Given task —
Copy out all the data, word for word.

● ● ● ●

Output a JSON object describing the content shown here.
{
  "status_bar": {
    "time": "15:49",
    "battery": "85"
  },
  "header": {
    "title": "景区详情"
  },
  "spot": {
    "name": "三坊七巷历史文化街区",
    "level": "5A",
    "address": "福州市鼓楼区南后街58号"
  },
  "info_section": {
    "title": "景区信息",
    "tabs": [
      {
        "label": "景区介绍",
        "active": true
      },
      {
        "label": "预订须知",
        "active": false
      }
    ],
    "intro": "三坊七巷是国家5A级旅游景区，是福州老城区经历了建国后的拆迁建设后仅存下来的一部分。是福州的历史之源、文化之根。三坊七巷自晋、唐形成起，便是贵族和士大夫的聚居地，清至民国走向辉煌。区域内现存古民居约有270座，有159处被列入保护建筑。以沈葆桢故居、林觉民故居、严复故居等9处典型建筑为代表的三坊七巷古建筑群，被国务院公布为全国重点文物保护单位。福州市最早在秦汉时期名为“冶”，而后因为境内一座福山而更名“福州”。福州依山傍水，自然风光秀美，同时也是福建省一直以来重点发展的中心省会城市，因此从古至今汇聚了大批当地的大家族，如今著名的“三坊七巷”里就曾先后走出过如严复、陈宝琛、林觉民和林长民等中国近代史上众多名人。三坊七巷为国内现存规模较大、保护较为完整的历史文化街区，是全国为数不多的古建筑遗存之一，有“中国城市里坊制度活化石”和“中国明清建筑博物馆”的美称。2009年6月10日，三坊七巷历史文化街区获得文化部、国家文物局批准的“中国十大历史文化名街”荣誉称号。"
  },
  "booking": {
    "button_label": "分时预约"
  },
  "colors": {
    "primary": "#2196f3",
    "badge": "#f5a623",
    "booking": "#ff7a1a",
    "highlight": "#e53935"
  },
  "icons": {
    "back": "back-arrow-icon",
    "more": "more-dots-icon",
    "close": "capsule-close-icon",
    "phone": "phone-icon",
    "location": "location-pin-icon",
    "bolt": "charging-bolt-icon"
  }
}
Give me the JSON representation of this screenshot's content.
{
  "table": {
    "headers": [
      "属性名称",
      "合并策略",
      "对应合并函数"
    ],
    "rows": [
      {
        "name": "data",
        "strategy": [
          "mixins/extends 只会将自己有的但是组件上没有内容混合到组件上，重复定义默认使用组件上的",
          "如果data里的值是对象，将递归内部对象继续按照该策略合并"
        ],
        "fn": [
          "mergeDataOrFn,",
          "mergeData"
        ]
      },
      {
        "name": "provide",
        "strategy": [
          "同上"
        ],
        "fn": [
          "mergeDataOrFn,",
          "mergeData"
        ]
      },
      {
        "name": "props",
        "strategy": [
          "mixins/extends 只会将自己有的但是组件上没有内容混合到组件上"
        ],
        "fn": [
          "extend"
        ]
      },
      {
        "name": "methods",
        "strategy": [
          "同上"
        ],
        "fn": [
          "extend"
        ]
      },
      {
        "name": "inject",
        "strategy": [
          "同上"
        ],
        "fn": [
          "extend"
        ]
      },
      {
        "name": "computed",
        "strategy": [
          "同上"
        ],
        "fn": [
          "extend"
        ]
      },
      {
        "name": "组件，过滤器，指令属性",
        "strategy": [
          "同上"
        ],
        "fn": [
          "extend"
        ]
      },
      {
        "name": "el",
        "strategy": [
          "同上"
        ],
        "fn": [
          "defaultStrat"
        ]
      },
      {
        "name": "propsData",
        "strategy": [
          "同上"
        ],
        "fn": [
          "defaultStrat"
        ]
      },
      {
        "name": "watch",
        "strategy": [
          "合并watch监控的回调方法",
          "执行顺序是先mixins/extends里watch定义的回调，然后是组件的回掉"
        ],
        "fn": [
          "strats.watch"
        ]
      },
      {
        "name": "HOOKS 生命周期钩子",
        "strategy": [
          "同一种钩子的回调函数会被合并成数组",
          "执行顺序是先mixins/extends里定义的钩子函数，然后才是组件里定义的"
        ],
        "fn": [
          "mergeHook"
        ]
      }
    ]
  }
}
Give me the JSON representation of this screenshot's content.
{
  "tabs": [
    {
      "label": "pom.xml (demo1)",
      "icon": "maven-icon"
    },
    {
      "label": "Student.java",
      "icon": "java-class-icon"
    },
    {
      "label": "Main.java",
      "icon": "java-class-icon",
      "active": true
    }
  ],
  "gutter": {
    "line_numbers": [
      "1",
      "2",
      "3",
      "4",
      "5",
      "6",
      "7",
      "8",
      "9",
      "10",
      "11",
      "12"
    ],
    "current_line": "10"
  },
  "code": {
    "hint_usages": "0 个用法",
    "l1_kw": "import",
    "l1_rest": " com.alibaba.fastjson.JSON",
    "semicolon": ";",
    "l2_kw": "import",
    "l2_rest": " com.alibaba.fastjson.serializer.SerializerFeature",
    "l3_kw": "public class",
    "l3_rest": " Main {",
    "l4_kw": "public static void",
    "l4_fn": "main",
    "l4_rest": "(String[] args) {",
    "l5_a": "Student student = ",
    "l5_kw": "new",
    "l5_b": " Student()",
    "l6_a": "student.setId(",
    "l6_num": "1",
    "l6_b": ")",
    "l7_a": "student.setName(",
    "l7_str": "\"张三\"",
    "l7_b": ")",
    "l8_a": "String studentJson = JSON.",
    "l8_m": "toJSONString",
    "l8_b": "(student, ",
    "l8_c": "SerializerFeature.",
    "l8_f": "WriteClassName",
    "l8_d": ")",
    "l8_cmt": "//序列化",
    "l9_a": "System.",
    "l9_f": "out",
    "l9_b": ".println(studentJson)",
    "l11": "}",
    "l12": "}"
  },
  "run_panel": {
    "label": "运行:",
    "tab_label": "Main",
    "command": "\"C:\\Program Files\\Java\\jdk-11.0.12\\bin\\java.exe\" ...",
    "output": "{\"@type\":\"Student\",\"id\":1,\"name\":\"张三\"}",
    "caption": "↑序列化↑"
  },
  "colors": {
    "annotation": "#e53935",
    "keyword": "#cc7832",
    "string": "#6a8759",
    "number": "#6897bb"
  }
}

● ● ● ●

Output for this task —
Output a JSON object describing the content shown here.
{
  "status_bar": {
    "time": "15:49",
    "battery": "85"
  },
  "header": {
    "title": "景区详情"
  },
  "spot": {
    "name": "三坊七巷历史文化街区",
    "level": "5A",
    "address": "福州市鼓楼区南后街58号"
  },
  "info_section": {
    "title": "景区信息",
    "tabs": [
      {
        "label": "景区介绍",
        "active": true
      },
      {
        "label": "预订须知",
        "active": false
      }
    ],
    "intro": "三坊七巷是国家5A级旅游景区，是福州老城区经历了建国后的拆迁建设后仅存下来的一部分。是福州的历史之源、文化之根。三坊七巷自晋、唐形成起，便是贵族和士大夫的聚居地，清至民国走向辉煌。区域内现存古民居约有270座，有159处被列入保护建筑。以沈葆桢故居、林觉民故居、严复故居等9处典型建筑为代表的三坊七巷古建筑群，被国务院公布为全国重点文物保护单位。福州市最早在秦汉时期名为“冶”，而后因为境内一座福山而更名“福州”。福州依山傍水，自然风光秀美，同时也是福建省一直以来重点发展的中心省会城市，因此从古至今汇聚了大批当地的大家族，如今著名的“三坊七巷”里就曾先后走出过如严复、陈宝琛、林觉民和林长民等中国近代史上众多名人。三坊七巷为国内现存规模较大、保护较为完整的历史文化街区，是全国为数不多的古建筑遗存之一，有“中国城市里坊制度活化石”和“中国明清建筑博物馆”的美称。2009年6月10日，三坊七巷历史文化街区获得文化部、国家文物局批准的“中国十大历史文化名街”荣誉称号。"
  },
  "booking": {
    "button_label": "分时预约"
  },
  "colors": {
    "primary": "#2196f3",
    "badge": "#f5a623",
    "booking": "#ff7a1a",
    "highlight": "#e53935"
  },
  "icons": {
    "back": "back-arrow-icon",
    "more": "more-dots-icon",
    "close": "capsule-close-icon",
    "phone": "phone-icon",
    "location": "location-pin-icon",
    "bolt": "charging-bolt-icon"
  }
}
Give me the JSON representation of this screenshot's content.
{
  "table": {
    "headers": [
      "属性名称",
      "合并策略",
      "对应合并函数"
    ],
    "rows": [
      {
        "name": "data",
        "strategy": [
          "mixins/extends 只会将自己有的但是组件上没有内容混合到组件上，重复定义默认使用组件上的",
          "如果data里的值是对象，将递归内部对象继续按照该策略合并"
        ],
        "fn": [
          "mergeDataOrFn,",
          "mergeData"
        ]
      },
      {
        "name": "provide",
        "strategy": [
          "同上"
        ],
        "fn": [
          "mergeDataOrFn,",
          "mergeData"
        ]
      },
      {
        "name": "props",
        "strategy": [
          "mixins/extends 只会将自己有的但是组件上没有内容混合到组件上"
        ],
        "fn": [
          "extend"
        ]
      },
      {
        "name": "methods",
        "strategy": [
          "同上"
        ],
        "fn": [
          "extend"
        ]
      },
      {
        "name": "inject",
        "strategy": [
          "同上"
        ],
        "fn": [
          "extend"
        ]
      },
      {
        "name": "computed",
        "strategy": [
          "同上"
        ],
        "fn": [
          "extend"
        ]
      },
      {
        "name": "组件，过滤器，指令属性",
        "strategy": [
          "同上"
        ],
        "fn": [
          "extend"
        ]
      },
      {
        "name": "el",
        "strategy": [
          "同上"
        ],
        "fn": [
          "defaultStrat"
        ]
      },
      {
        "name": "propsData",
        "strategy": [
          "同上"
        ],
        "fn": [
          "defaultStrat"
        ]
      },
      {
        "name": "watch",
        "strategy": [
          "合并watch监控的回调方法",
          "执行顺序是先mixins/extends里watch定义的回调，然后是组件的回掉"
        ],
        "fn": [
          "strats.watch"
        ]
      },
      {
        "name": "HOOKS 生命周期钩子",
        "strategy": [
          "同一种钩子的回调函数会被合并成数组",
          "执行顺序是先mixins/extends里定义的钩子函数，然后才是组件里定义的"
        ],
        "fn": [
          "mergeHook"
        ]
      }
    ]
  }
}
Give me the JSON representation of this screenshot's content.
{
  "tabs": [
    {
      "label": "pom.xml (demo1)",
      "icon": "maven-icon"
    },
    {
      "label": "Student.java",
      "icon": "java-class-icon"
    },
    {
      "label": "Main.java",
      "icon": "java-class-icon",
      "active": true
    }
  ],
  "gutter": {
    "line_numbers": [
      "1",
      "2",
      "3",
      "4",
      "5",
      "6",
      "7",
      "8",
      "9",
      "10",
      "11",
      "12"
    ],
    "current_line": "10"
  },
  "code": {
    "hint_usages": "0 个用法",
    "l1_kw": "import",
    "l1_rest": " com.alibaba.fastjson.JSON",
    "semicolon": ";",
    "l2_kw": "import",
    "l2_rest": " com.alibaba.fastjson.serializer.SerializerFeature",
    "l3_kw": "public class",
    "l3_rest": " Main {",
    "l4_kw": "public static void",
    "l4_fn": "main",
    "l4_rest": "(String[] args) {",
    "l5_a": "Student student = ",
    "l5_kw": "new",
    "l5_b": " Student()",
    "l6_a": "student.setId(",
    "l6_num": "1",
    "l6_b": ")",
    "l7_a": "student.setName(",
    "l7_str": "\"张三\"",
    "l7_b": ")",
    "l8_a": "String studentJson = JSON.",
    "l8_m": "toJSONString",
    "l8_b": "(student, ",
    "l8_c": "SerializerFeature.",
    "l8_f": "WriteClassName",
    "l8_d": ")",
    "l8_cmt": "//序列化",
    "l9_a": "System.",
    "l9_f": "out",
    "l9_b": ".println(studentJson)",
    "l11": "}",
    "l12": "}"
  },
  "run_panel": {
    "label": "运行:",
    "tab_label": "Main",
    "command": "\"C:\\Program Files\\Java\\jdk-11.0.12\\bin\\java.exe\" ...",
    "output": "{\"@type\":\"Student\",\"id\":1,\"name\":\"张三\"}",
    "caption": "↑序列化↑"
  },
  "colors": {
    "annotation": "#e53935",
    "keyword": "#cc7832",
    "string": "#6a8759",
    "number": "#6897bb"
  }
}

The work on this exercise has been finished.